All records must be quoted exactly. Omit the pictures.

=== Task data ===

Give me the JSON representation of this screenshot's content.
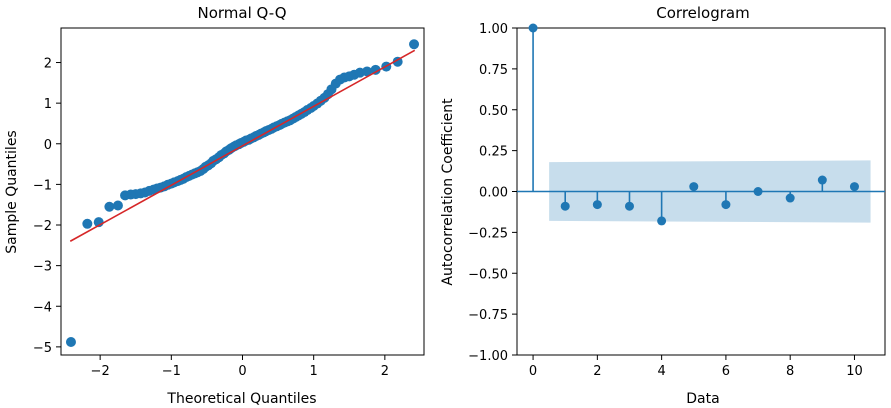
{
  "chart_data": [
    {
      "type": "scatter",
      "title": "Normal Q-Q",
      "xlabel": "Theoretical Quantiles",
      "ylabel": "Sample Quantiles",
      "xlim": [
        -2.55,
        2.55
      ],
      "ylim": [
        -5.2,
        2.85
      ],
      "xticks": [
        -2,
        -1,
        0,
        1,
        2
      ],
      "yticks": [
        -5,
        -4,
        -3,
        -2,
        -1,
        0,
        1,
        2
      ],
      "grid": false,
      "colors": {
        "points": "#1f77b4",
        "reference_line": "#d62728"
      },
      "reference_line": {
        "x": [
          -2.42,
          2.42
        ],
        "y": [
          -2.4,
          2.3
        ]
      },
      "points": [
        [
          -2.41,
          -4.88
        ],
        [
          -2.18,
          -1.97
        ],
        [
          -2.02,
          -1.93
        ],
        [
          -1.87,
          -1.55
        ],
        [
          -1.75,
          -1.52
        ],
        [
          -1.65,
          -1.27
        ],
        [
          -1.57,
          -1.25
        ],
        [
          -1.5,
          -1.24
        ],
        [
          -1.43,
          -1.22
        ],
        [
          -1.37,
          -1.2
        ],
        [
          -1.31,
          -1.16
        ],
        [
          -1.25,
          -1.13
        ],
        [
          -1.2,
          -1.1
        ],
        [
          -1.15,
          -1.08
        ],
        [
          -1.1,
          -1.05
        ],
        [
          -1.05,
          -1.01
        ],
        [
          -1.0,
          -0.98
        ],
        [
          -0.96,
          -0.95
        ],
        [
          -0.91,
          -0.92
        ],
        [
          -0.87,
          -0.89
        ],
        [
          -0.83,
          -0.86
        ],
        [
          -0.79,
          -0.82
        ],
        [
          -0.75,
          -0.79
        ],
        [
          -0.71,
          -0.76
        ],
        [
          -0.67,
          -0.73
        ],
        [
          -0.63,
          -0.7
        ],
        [
          -0.59,
          -0.67
        ],
        [
          -0.55,
          -0.62
        ],
        [
          -0.52,
          -0.57
        ],
        [
          -0.48,
          -0.53
        ],
        [
          -0.44,
          -0.48
        ],
        [
          -0.41,
          -0.42
        ],
        [
          -0.37,
          -0.38
        ],
        [
          -0.33,
          -0.33
        ],
        [
          -0.3,
          -0.28
        ],
        [
          -0.26,
          -0.24
        ],
        [
          -0.23,
          -0.19
        ],
        [
          -0.19,
          -0.15
        ],
        [
          -0.16,
          -0.11
        ],
        [
          -0.12,
          -0.07
        ],
        [
          -0.09,
          -0.04
        ],
        [
          -0.05,
          -0.01
        ],
        [
          -0.02,
          0.02
        ],
        [
          0.02,
          0.05
        ],
        [
          0.05,
          0.08
        ],
        [
          0.09,
          0.1
        ],
        [
          0.12,
          0.13
        ],
        [
          0.16,
          0.16
        ],
        [
          0.19,
          0.19
        ],
        [
          0.23,
          0.22
        ],
        [
          0.26,
          0.25
        ],
        [
          0.3,
          0.28
        ],
        [
          0.33,
          0.31
        ],
        [
          0.37,
          0.34
        ],
        [
          0.41,
          0.37
        ],
        [
          0.44,
          0.4
        ],
        [
          0.48,
          0.43
        ],
        [
          0.52,
          0.46
        ],
        [
          0.55,
          0.49
        ],
        [
          0.59,
          0.52
        ],
        [
          0.63,
          0.55
        ],
        [
          0.67,
          0.58
        ],
        [
          0.71,
          0.62
        ],
        [
          0.75,
          0.66
        ],
        [
          0.79,
          0.7
        ],
        [
          0.83,
          0.74
        ],
        [
          0.87,
          0.78
        ],
        [
          0.91,
          0.83
        ],
        [
          0.96,
          0.88
        ],
        [
          1.0,
          0.93
        ],
        [
          1.05,
          0.99
        ],
        [
          1.1,
          1.06
        ],
        [
          1.15,
          1.13
        ],
        [
          1.2,
          1.22
        ],
        [
          1.25,
          1.34
        ],
        [
          1.31,
          1.48
        ],
        [
          1.37,
          1.58
        ],
        [
          1.43,
          1.63
        ],
        [
          1.5,
          1.66
        ],
        [
          1.57,
          1.7
        ],
        [
          1.65,
          1.75
        ],
        [
          1.75,
          1.78
        ],
        [
          1.87,
          1.82
        ],
        [
          2.02,
          1.9
        ],
        [
          2.18,
          2.02
        ],
        [
          2.41,
          2.45
        ]
      ]
    },
    {
      "type": "stem",
      "title": "Correlogram",
      "xlabel": "Data",
      "ylabel": "Autocorrelation Coefficient",
      "xlim": [
        -0.5,
        10.95
      ],
      "ylim": [
        -1.0,
        1.0
      ],
      "xticks": [
        0,
        2,
        4,
        6,
        8,
        10
      ],
      "yticks": [
        -1.0,
        -0.75,
        -0.5,
        -0.25,
        0.0,
        0.25,
        0.5,
        0.75,
        1.0
      ],
      "ytick_labels": [
        "−1.00",
        "−0.75",
        "−0.50",
        "−0.25",
        "0.00",
        "0.25",
        "0.50",
        "0.75",
        "1.00"
      ],
      "grid": false,
      "colors": {
        "stems": "#1f77b4",
        "confidence_band": "#1f77b4"
      },
      "lags": [
        0,
        1,
        2,
        3,
        4,
        5,
        6,
        7,
        8,
        9,
        10
      ],
      "values": [
        1.0,
        -0.09,
        -0.08,
        -0.09,
        -0.18,
        0.03,
        -0.08,
        0.0,
        -0.04,
        0.07,
        0.03
      ],
      "confidence_band": {
        "x": [
          0.5,
          10.5
        ],
        "upper": [
          0.18,
          0.19
        ],
        "lower": [
          -0.18,
          -0.19
        ]
      }
    }
  ]
}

===

## Result for this exercise
Give me the JSON representation of this screenshot's content.
{
  "chart_data": [
    {
      "type": "scatter",
      "title": "Normal Q-Q",
      "xlabel": "Theoretical Quantiles",
      "ylabel": "Sample Quantiles",
      "xlim": [
        -2.55,
        2.55
      ],
      "ylim": [
        -5.2,
        2.85
      ],
      "xticks": [
        -2,
        -1,
        0,
        1,
        2
      ],
      "yticks": [
        -5,
        -4,
        -3,
        -2,
        -1,
        0,
        1,
        2
      ],
      "grid": false,
      "colors": {
        "points": "#1f77b4",
        "reference_line": "#d62728"
      },
      "reference_line": {
        "x": [
          -2.42,
          2.42
        ],
        "y": [
          -2.4,
          2.3
        ]
      },
      "points": [
        [
          -2.41,
          -4.88
        ],
        [
          -2.18,
          -1.97
        ],
        [
          -2.02,
          -1.93
        ],
        [
          -1.87,
          -1.55
        ],
        [
          -1.75,
          -1.52
        ],
        [
          -1.65,
          -1.27
        ],
        [
          -1.57,
          -1.25
        ],
        [
          -1.5,
          -1.24
        ],
        [
          -1.43,
          -1.22
        ],
        [
          -1.37,
          -1.2
        ],
        [
          -1.31,
          -1.16
        ],
        [
          -1.25,
          -1.13
        ],
        [
          -1.2,
          -1.1
        ],
        [
          -1.15,
          -1.08
        ],
        [
          -1.1,
          -1.05
        ],
        [
          -1.05,
          -1.01
        ],
        [
          -1.0,
          -0.98
        ],
        [
          -0.96,
          -0.95
        ],
        [
          -0.91,
          -0.92
        ],
        [
          -0.87,
          -0.89
        ],
        [
          -0.83,
          -0.86
        ],
        [
          -0.79,
          -0.82
        ],
        [
          -0.75,
          -0.79
        ],
        [
          -0.71,
          -0.76
        ],
        [
          -0.67,
          -0.73
        ],
        [
          -0.63,
          -0.7
        ],
        [
          -0.59,
          -0.67
        ],
        [
          -0.55,
          -0.62
        ],
        [
          -0.52,
          -0.57
        ],
        [
          -0.48,
          -0.53
        ],
        [
          -0.44,
          -0.48
        ],
        [
          -0.41,
          -0.42
        ],
        [
          -0.37,
          -0.38
        ],
        [
          -0.33,
          -0.33
        ],
        [
          -0.3,
          -0.28
        ],
        [
          -0.26,
          -0.24
        ],
        [
          -0.23,
          -0.19
        ],
        [
          -0.19,
          -0.15
        ],
        [
          -0.16,
          -0.11
        ],
        [
          -0.12,
          -0.07
        ],
        [
          -0.09,
          -0.04
        ],
        [
          -0.05,
          -0.01
        ],
        [
          -0.02,
          0.02
        ],
        [
          0.02,
          0.05
        ],
        [
          0.05,
          0.08
        ],
        [
          0.09,
          0.1
        ],
        [
          0.12,
          0.13
        ],
        [
          0.16,
          0.16
        ],
        [
          0.19,
          0.19
        ],
        [
          0.23,
          0.22
        ],
        [
          0.26,
          0.25
        ],
        [
          0.3,
          0.28
        ],
        [
          0.33,
          0.31
        ],
        [
          0.37,
          0.34
        ],
        [
          0.41,
          0.37
        ],
        [
          0.44,
          0.4
        ],
        [
          0.48,
          0.43
        ],
        [
          0.52,
          0.46
        ],
        [
          0.55,
          0.49
        ],
        [
          0.59,
          0.52
        ],
        [
          0.63,
          0.55
        ],
        [
          0.67,
          0.58
        ],
        [
          0.71,
          0.62
        ],
        [
          0.75,
          0.66
        ],
        [
          0.79,
          0.7
        ],
        [
          0.83,
          0.74
        ],
        [
          0.87,
          0.78
        ],
        [
          0.91,
          0.83
        ],
        [
          0.96,
          0.88
        ],
        [
          1.0,
          0.93
        ],
        [
          1.05,
          0.99
        ],
        [
          1.1,
          1.06
        ],
        [
          1.15,
          1.13
        ],
        [
          1.2,
          1.22
        ],
        [
          1.25,
          1.34
        ],
        [
          1.31,
          1.48
        ],
        [
          1.37,
          1.58
        ],
        [
          1.43,
          1.63
        ],
        [
          1.5,
          1.66
        ],
        [
          1.57,
          1.7
        ],
        [
          1.65,
          1.75
        ],
        [
          1.75,
          1.78
        ],
        [
          1.87,
          1.82
        ],
        [
          2.02,
          1.9
        ],
        [
          2.18,
          2.02
        ],
        [
          2.41,
          2.45
        ]
      ]
    },
    {
      "type": "stem",
      "title": "Correlogram",
      "xlabel": "Data",
      "ylabel": "Autocorrelation Coefficient",
      "xlim": [
        -0.5,
        10.95
      ],
      "ylim": [
        -1.0,
        1.0
      ],
      "xticks": [
        0,
        2,
        4,
        6,
        8,
        10
      ],
      "yticks": [
        -1.0,
        -0.75,
        -0.5,
        -0.25,
        0.0,
        0.25,
        0.5,
        0.75,
        1.0
      ],
      "ytick_labels": [
        "−1.00",
        "−0.75",
        "−0.50",
        "−0.25",
        "0.00",
        "0.25",
        "0.50",
        "0.75",
        "1.00"
      ],
      "grid": false,
      "colors": {
        "stems": "#1f77b4",
        "confidence_band": "#1f77b4"
      },
      "lags": [
        0,
        1,
        2,
        3,
        4,
        5,
        6,
        7,
        8,
        9,
        10
      ],
      "values": [
        1.0,
        -0.09,
        -0.08,
        -0.09,
        -0.18,
        0.03,
        -0.08,
        0.0,
        -0.04,
        0.07,
        0.03
      ],
      "confidence_band": {
        "x": [
          0.5,
          10.5
        ],
        "upper": [
          0.18,
          0.19
        ],
        "lower": [
          -0.18,
          -0.19
        ]
      }
    }
  ]
}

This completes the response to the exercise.